— WHAT IS ASKED —
Gather the lines below that include the string "нөхөн", copying each in full.
** Start of DATA **
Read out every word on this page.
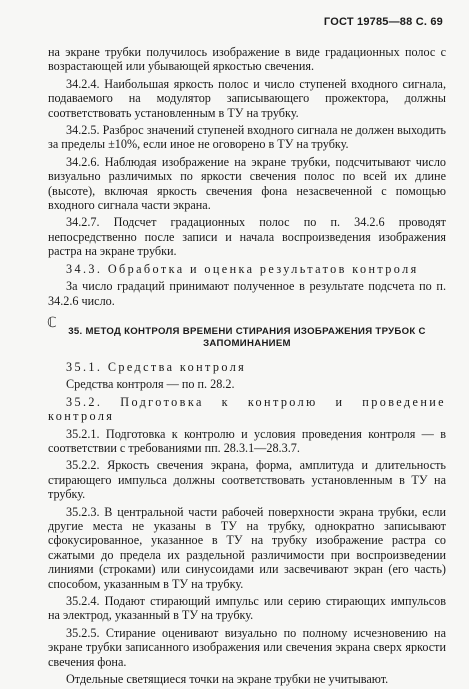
ГОСТ 19785—88 С. 69
ℂ

на экране трубки получилось изображение в виде градационных полос с возрастающей или убывающей яркостью свечения.

34.2.4. Наибольшая яркость полос и число ступеней входного сигнала, подаваемого на модулятор записывающего прожектора, должны соответствовать установленным в ТУ на трубку.

34.2.5. Разброс значений ступеней входного сигнала не должен выходить за пределы ±10%, если иное не оговорено в ТУ на трубку.

34.2.6. Наблюдая изображение на экране трубки, подсчитывают число визуально различимых по яркости свечения полос по всей их длине (высоте), включая яркость свечения фона незасвеченной с помощью входного сигнала части экрана.

34.2.7. Подсчет градационных полос по п. 34.2.6 проводят непосредственно после записи и начала воспроизведения изображения растра на экране трубки.

34.3. Обработка и оценка результатов контроля

За число градаций принимают полученное в результате подсчета по п. 34.2.6 число.

35. МЕТОД КОНТРОЛЯ ВРЕМЕНИ СТИРАНИЯ ИЗОБРАЖЕНИЯ ТРУБОК С ЗАПОМИНАНИЕМ

35.1. Средства контроля

Средства контроля — по п. 28.2.

35.2. Подготовка к контролю и проведение контроля

35.2.1. Подготовка к контролю и условия проведения контроля — в соответствии с требованиями пп. 28.3.1—28.3.7.

35.2.2. Яркость свечения экрана, форма, амплитуда и длительность стирающего импульса должны соответствовать установленным в ТУ на трубку.

35.2.3. В центральной части рабочей поверхности экрана трубки, если другие места не указаны в ТУ на трубку, однократно записывают сфокусированное, указанное в ТУ на трубку изображение растра со сжатыми до предела их раздельной различимости при воспроизведении линиями (строками) или синусоидами или засвечивают экран (его часть) способом, указанным в ТУ на трубку.

35.2.4. Подают стирающий импульс или серию стирающих импульсов на электрод, указанный в ТУ на трубку.

35.2.5. Стирание оценивают визуально по полному исчезновению на экране трубки записанного изображения или свечения экрана сверх яркости свечения фона.

Отдельные светящиеся точки на экране трубки не учитывают.
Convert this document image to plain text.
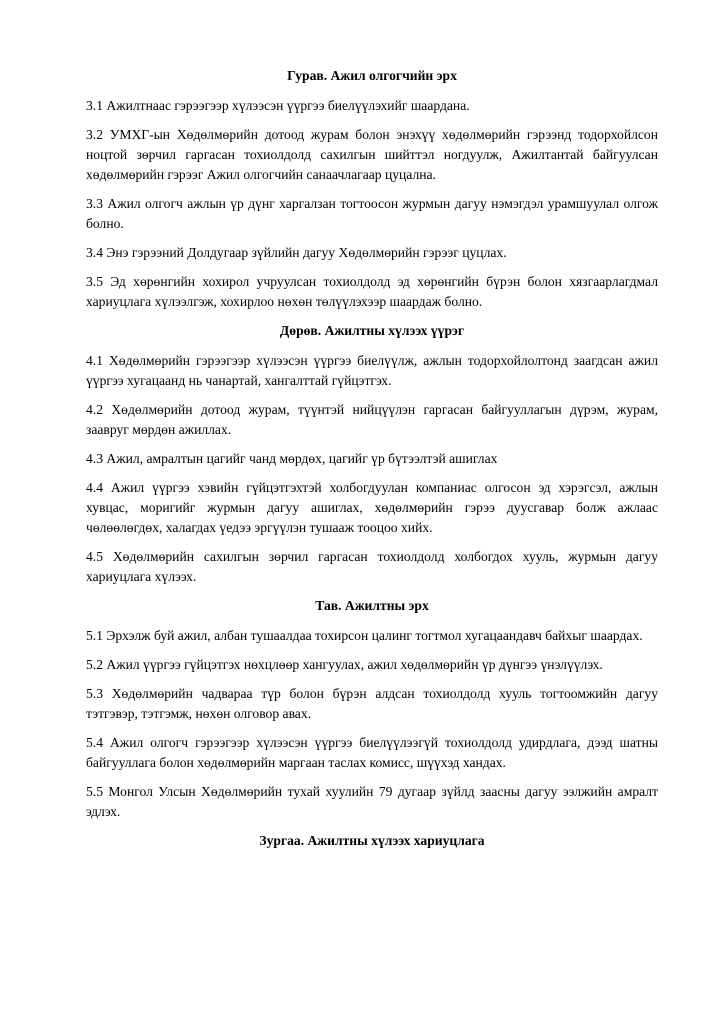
Гурав. Ажил олгогчийн эрх
3.1 Ажилтнаас гэрээгээр хүлээсэн үүргээ биелүүлэхийг шаардана.
3.2 УМХГ-ын Хөдөлмөрийн дотоод журам болон энэхүү хөдөлмөрийн гэрээнд тодорхойлсон ноцтой зөрчил гаргасан тохиолдолд сахилгын шийттэл ногдуулж, Ажилтантай байгуулсан хөдөлмөрийн гэрээг Ажил олгогчийн санаачлагаар цуцална.
3.3 Ажил олгогч ажлын үр дүнг харгалзан тогтоосон журмын дагуу нэмэгдэл урамшуулал олгож болно.
3.4 Энэ гэрээний Долдугаар зүйлийн дагуу Хөдөлмөрийн гэрээг цуцлах.
3.5 Эд хөрөнгийн хохирол учруулсан тохиолдолд эд хөрөнгийн бүрэн болон хязгаарлагдмал хариуцлага хүлээлгэж, хохирлоо нөхөн төлүүлэхээр шаардаж болно.
Дөрөв. Ажилтны хүлээх үүрэг
4.1 Хөдөлмөрийн гэрээгээр хүлээсэн үүргээ биелүүлж, ажлын тодорхойлолтонд заагдсан ажил үүргээ хугацаанд нь чанартай, хангалттай гүйцэтгэх.
4.2 Хөдөлмөрийн дотоод журам, түүнтэй нийцүүлэн гаргасан байгууллагын дүрэм, журам, заавруг мөрдөн ажиллах.
4.3 Ажил, амралтын цагийг чанд мөрдөх, цагийг үр бүтээлтэй ашиглах
4.4 Ажил үүргээ хэвийн гүйцэтгэхтэй холбогдуулан компаниас олгосон эд хэрэгсэл, ажлын хувцас, моригийг журмын дагуу ашиглах, хөдөлмөрийн гэрээ дуусгавар болж ажлаас чөлөөлөгдөх, халагдах үедээ эргүүлэн тушааж тооцоо хийх.
4.5 Хөдөлмөрийн сахилгын зөрчил гаргасан тохиолдолд холбогдох хууль, журмын дагуу хариуцлага хүлээх.
Тав. Ажилтны эрх
5.1 Эрхэлж буй ажил, албан тушаалдаа тохирсон цалинг тогтмол хугацаандавч байхыг шаардах.
5.2 Ажил үүргээ гүйцэтгэх нөхцлөөр хангуулах, ажил хөдөлмөрийн үр дүнгээ үнэлүүлэх.
5.3 Хөдөлмөрийн чадвараа түр болон бүрэн алдсан тохиолдолд хууль тогтоомжийн дагуу тэтгэвэр, тэтгэмж, нөхөн олговор авах.
5.4 Ажил олгогч гэрээгээр хүлээсэн үүргээ биелүүлээгүй тохиолдолд удирдлага, дээд шатны байгууллага болон хөдөлмөрийн маргаан таслах комисс, шүүхэд хандах.
5.5 Монгол Улсын Хөдөлмөрийн тухай хуулийн 79 дугаар зүйлд заасны дагуу ээлжийн амралт эдлэх.
Зургаа. Ажилтны хүлээх хариуцлага
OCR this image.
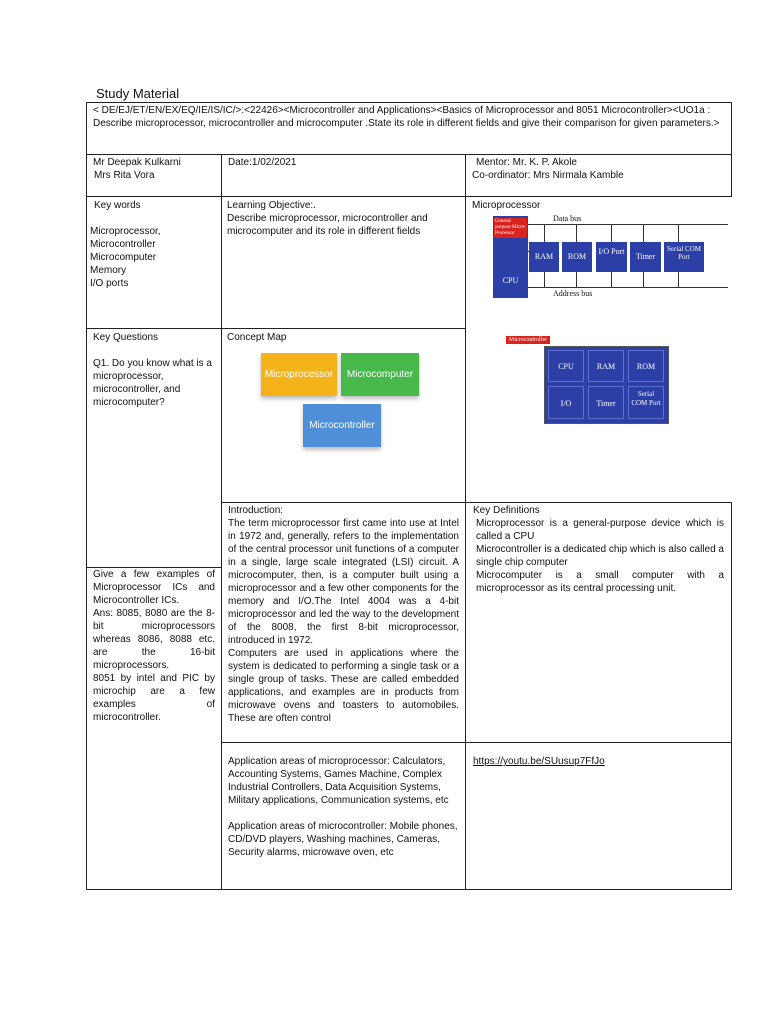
Study Material
< DE/EJ/ET/EN/EX/EQ/IE/IS/IC/>:<22426><Microcontroller and Applications><Basics of Microprocessor and 8051 Microcontroller><UO1a : Describe microprocessor, microcontroller and microcomputer .State its role in different fields and give their comparison for given parameters.>
Mr Deepak Kulkarni
Mrs Rita Vora
Date:1/02/2021	Mentor: Mr. K. P. Akole
Co-ordinator: Mrs Nirmala Kamble
Key words
Microprocessor,
Microcontroller
Microcomputer
Memory
I/O ports
Learning Objective:.
Describe microprocessor, microcontroller and microcomputer and its role in different fields
Microprocessor
General purpose Micro-Processor
CPU
Data bus
Address bus
RAM	ROM
I/O Port
Timer
Serial COM Port
Microcontroller
CPU	RAM	ROM
I/O	Timer
Serial COM Port
Key Questions
Q1. Do you know what is a microprocessor, microcontroller, and microcomputer?
Concept Map
Microprocessor	Microcomputer
Microcontroller
Introduction:

The term microprocessor first came into use at Intel in 1972 and, generally, refers to the implementation of the central processor unit functions of a computer in a single, large scale integrated (LSI) circuit. A microcomputer, then, is a computer built using a microprocessor and a few other components for the memory and I/O.The Intel 4004 was a 4-bit microprocessor and led the way to the development of the 8008, the first 8-bit microprocessor, introduced in 1972.

Computers are used in applications where the system is dedicated to performing a single task or a single group of tasks. These are called embedded applications, and examples are in products from microwave ovens and toasters to automobiles. These are often control

Key Definitions
Microprocessor is a general-purpose device which is called a CPU
Microcontroller is a dedicated chip which is also called a single chip computer
Microcomputer is a small computer with a microprocessor as its central processing unit.
Give a few examples of Microprocessor ICs and Microcontroller ICs.
Ans: 8085, 8080 are the 8-bit microprocessors whereas 8086, 8088 etc. are the 16-bit microprocessors.
8051 by intel and PIC by microchip are a few examples of microcontroller.
Application areas of microprocessor: Calculators, Accounting Systems, Games Machine, Complex Industrial Controllers, Data Acquisition Systems, Military applications, Communication systems, etc
Application areas of microcontroller: Mobile phones, CD/DVD players, Washing machines, Cameras, Security alarms, microwave oven, etc
https://youtu.be/SUusup7FfJo
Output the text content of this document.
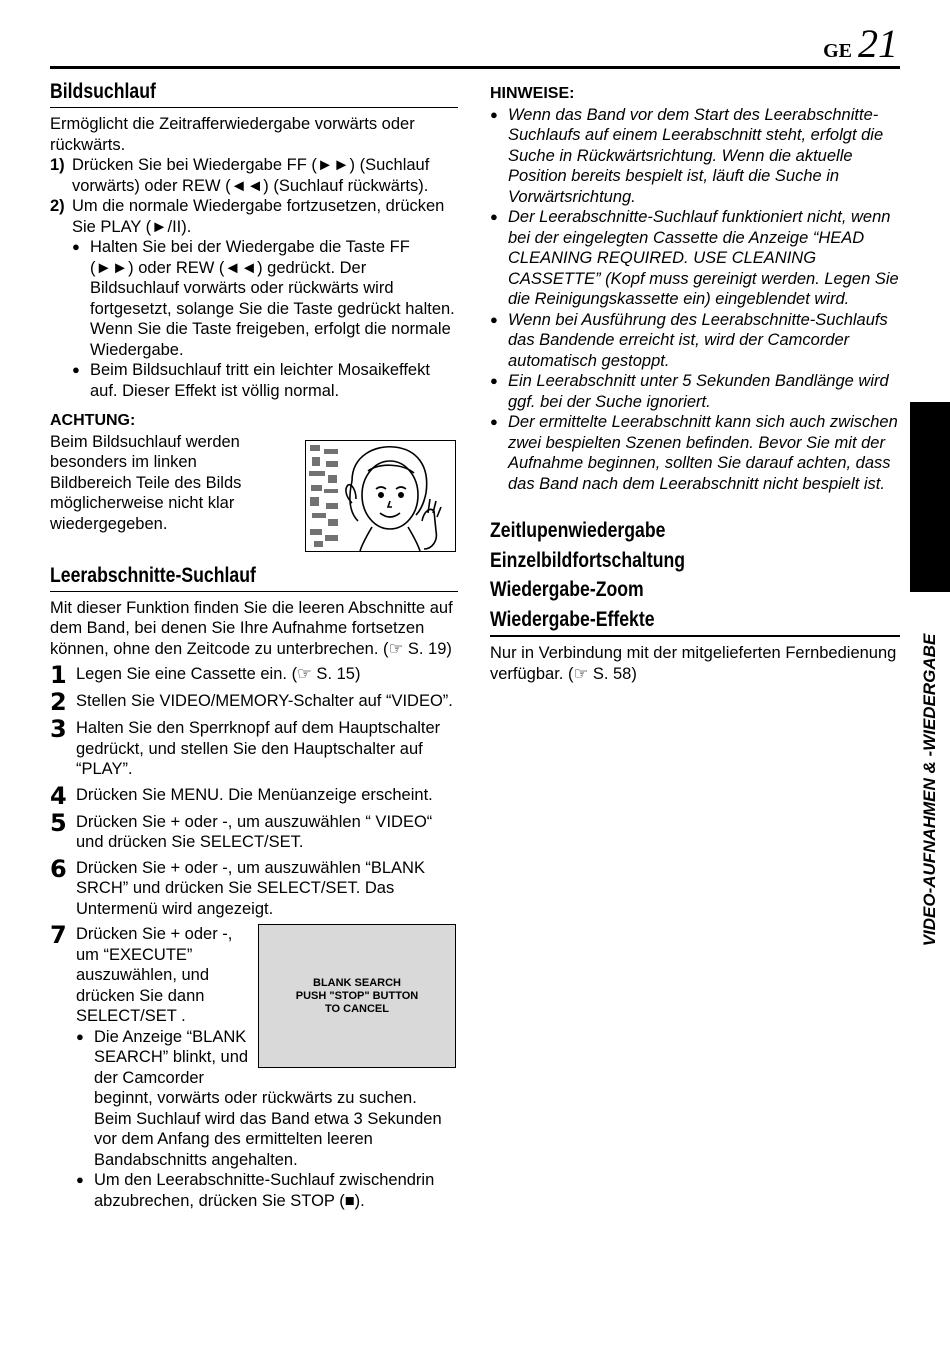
GE 21
Bildsuchlauf

Ermöglicht die Zeitrafferwiedergabe vorwärts oder rückwärts.

1) Drücken Sie bei Wiedergabe FF (►►) (Suchlauf vorwärts) oder REW (◄◄) (Suchlauf rückwärts).
2) Um die normale Wiedergabe fortzusetzen, drücken Sie PLAY (►/II).
● Halten Sie bei der Wiedergabe die Taste FF (►►) oder REW (◄◄) gedrückt. Der Bildsuchlauf vorwärts oder rückwärts wird fortgesetzt, solange Sie die Taste gedrückt halten. Wenn Sie die Taste freigeben, erfolgt die normale Wiedergabe.
● Beim Bildsuchlauf tritt ein leichter Mosaikeffekt auf. Dieser Effekt ist völlig normal.

ACHTUNG:

Beim Bildsuchlauf werden besonders im linken Bildbereich Teile des Bilds möglicherweise nicht klar wiedergegeben.

Leerabschnitte-Suchlauf

Mit dieser Funktion finden Sie die leeren Abschnitte auf dem Band, bei denen Sie Ihre Aufnahme fortsetzen können, ohne den Zeitcode zu unterbrechen. (☞ S. 19)

1 Legen Sie eine Cassette ein. (☞ S. 15)
2 Stellen Sie VIDEO/MEMORY-Schalter auf “VIDEO”.
3 Halten Sie den Sperrknopf auf dem Hauptschalter gedrückt, und stellen Sie den Hauptschalter auf “PLAY”.
4 Drücken Sie MENU. Die Menüanzeige erscheint.
5 Drücken Sie + oder -, um auszuwählen “ VIDEO“ und drücken Sie SELECT/SET.
6 Drücken Sie + oder -, um auszuwählen “BLANK SRCH” und drücken Sie SELECT/SET. Das Untermenü wird angezeigt.
BLANK SEARCH
PUSH "STOP" BUTTON
TO CANCEL
7 Drücken Sie + oder -, um “EXECUTE” auszuwählen, und drücken Sie dann SELECT/SET .
● Die Anzeige “BLANK SEARCH” blinkt, und der Camcorder beginnt, vorwärts oder rückwärts zu suchen. Beim Suchlauf wird das Band etwa 3 Sekunden vor dem Anfang des ermittelten leeren Bandabschnitts angehalten.
● Um den Leerabschnitte-Suchlauf zwischendrin abzubrechen, drücken Sie STOP (■).

HINWEISE:

● Wenn das Band vor dem Start des Leerabschnitte-Suchlaufs auf einem Leerabschnitt steht, erfolgt die Suche in Rückwärtsrichtung. Wenn die aktuelle Position bereits bespielt ist, läuft die Suche in Vorwärtsrichtung.
● Der Leerabschnitte-Suchlauf funktioniert nicht, wenn bei der eingelegten Cassette die Anzeige “HEAD CLEANING REQUIRED. USE CLEANING CASSETTE” (Kopf muss gereinigt werden. Legen Sie die Reinigungskassette ein) eingeblendet wird.
● Wenn bei Ausführung des Leerabschnitte-Suchlaufs das Bandende erreicht ist, wird der Camcorder automatisch gestoppt.
● Ein Leerabschnitt unter 5 Sekunden Bandlänge wird ggf. bei der Suche ignoriert.
● Der ermittelte Leerabschnitt kann sich auch zwischen zwei bespielten Szenen befinden. Bevor Sie mit der Aufnahme beginnen, sollten Sie darauf achten, dass das Band nach dem Leerabschnitt nicht bespielt ist.
Zeitlupenwiedergabe
Einzelbildfortschaltung
Wiedergabe-Zoom
Wiedergabe-Effekte

Nur in Verbindung mit der mitgelieferten Fernbedienung verfügbar. (☞ S. 58)	VIDEO-AUFNAHMEN & -WIEDERGABE
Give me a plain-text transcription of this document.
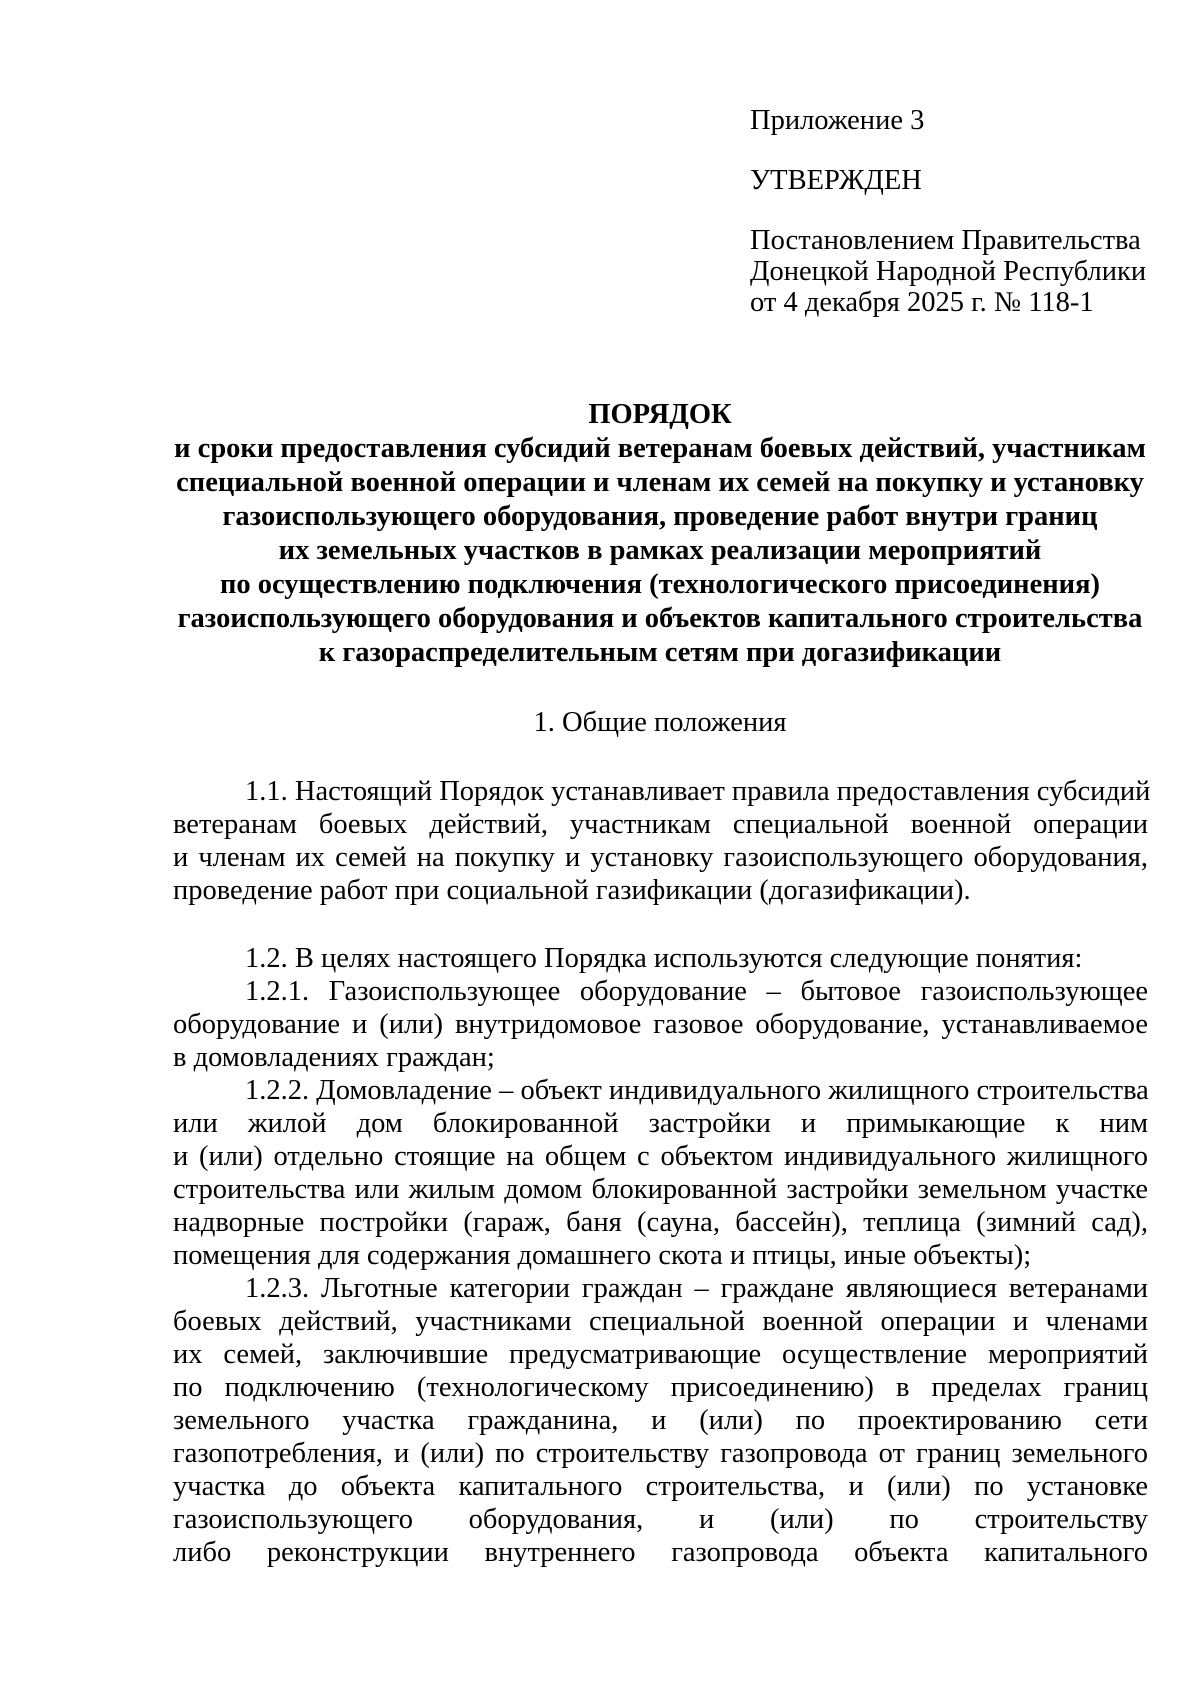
Приложение 3
УТВЕРЖДЕН
Постановлением Правительства
Донецкой Народной Республики
от 4 декабря 2025 г. № 118-1
ПОРЯДОК
и сроки предоставления субсидий ветеранам боевых действий, участникам
специальной военной операции и членам их семей на покупку и установку
газоиспользующего оборудования, проведение работ внутри границ
их земельных участков в рамках реализации мероприятий
по осуществлению подключения (технологического присоединения)
газоиспользующего оборудования и объектов капитального строительства
к газораспределительным сетям при догазификации
1. Общие положения
1.1. Настоящий Порядок устанавливает правила предоставления субсидий
ветеранам боевых действий, участникам специальной военной операции
и членам их семей на покупку и установку газоиспользующего оборудования,
проведение работ при социальной газификации (догазификации).
1.2. В целях настоящего Порядка используются следующие понятия:
1.2.1. Газоиспользующее оборудование – бытовое газоиспользующее
оборудование и (или) внутридомовое газовое оборудование, устанавливаемое
в домовладениях граждан;
1.2.2. Домовладение – объект индивидуального жилищного строительства
или жилой дом блокированной застройки и примыкающие к ним
и (или) отдельно стоящие на общем с объектом индивидуального жилищного
строительства или жилым домом блокированной застройки земельном участке
надворные постройки (гараж, баня (сауна, бассейн), теплица (зимний сад),
помещения для содержания домашнего скота и птицы, иные объекты);
1.2.3. Льготные категории граждан – граждане являющиеся ветеранами
боевых действий, участниками специальной военной операции и членами
их семей, заключившие предусматривающие осуществление мероприятий
по подключению (технологическому присоединению) в пределах границ
земельного участка гражданина, и (или) по проектированию сети
газопотребления, и (или) по строительству газопровода от границ земельного
участка до объекта капитального строительства, и (или) по установке
газоиспользующего оборудования, и (или) по строительству
либо реконструкции внутреннего газопровода объекта капитального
** End of DATA **
— COMPLETED EXERCISE —
3.5 Эд хөрөнгийн хохирол учруулсан тохиолдолд эд хөрөнгийн бүрэн болон хязгаарлагдмал хариуцлага хүлээлгэж, хохирлоо нөхөн төлүүлэхээр шаардаж болно.
5.3 Хөдөлмөрийн чадвараа түр болон бүрэн алдсан тохиолдолд хууль тогтоомжийн дагуу тэтгэвэр, тэтгэмж, нөхөн олговор авах.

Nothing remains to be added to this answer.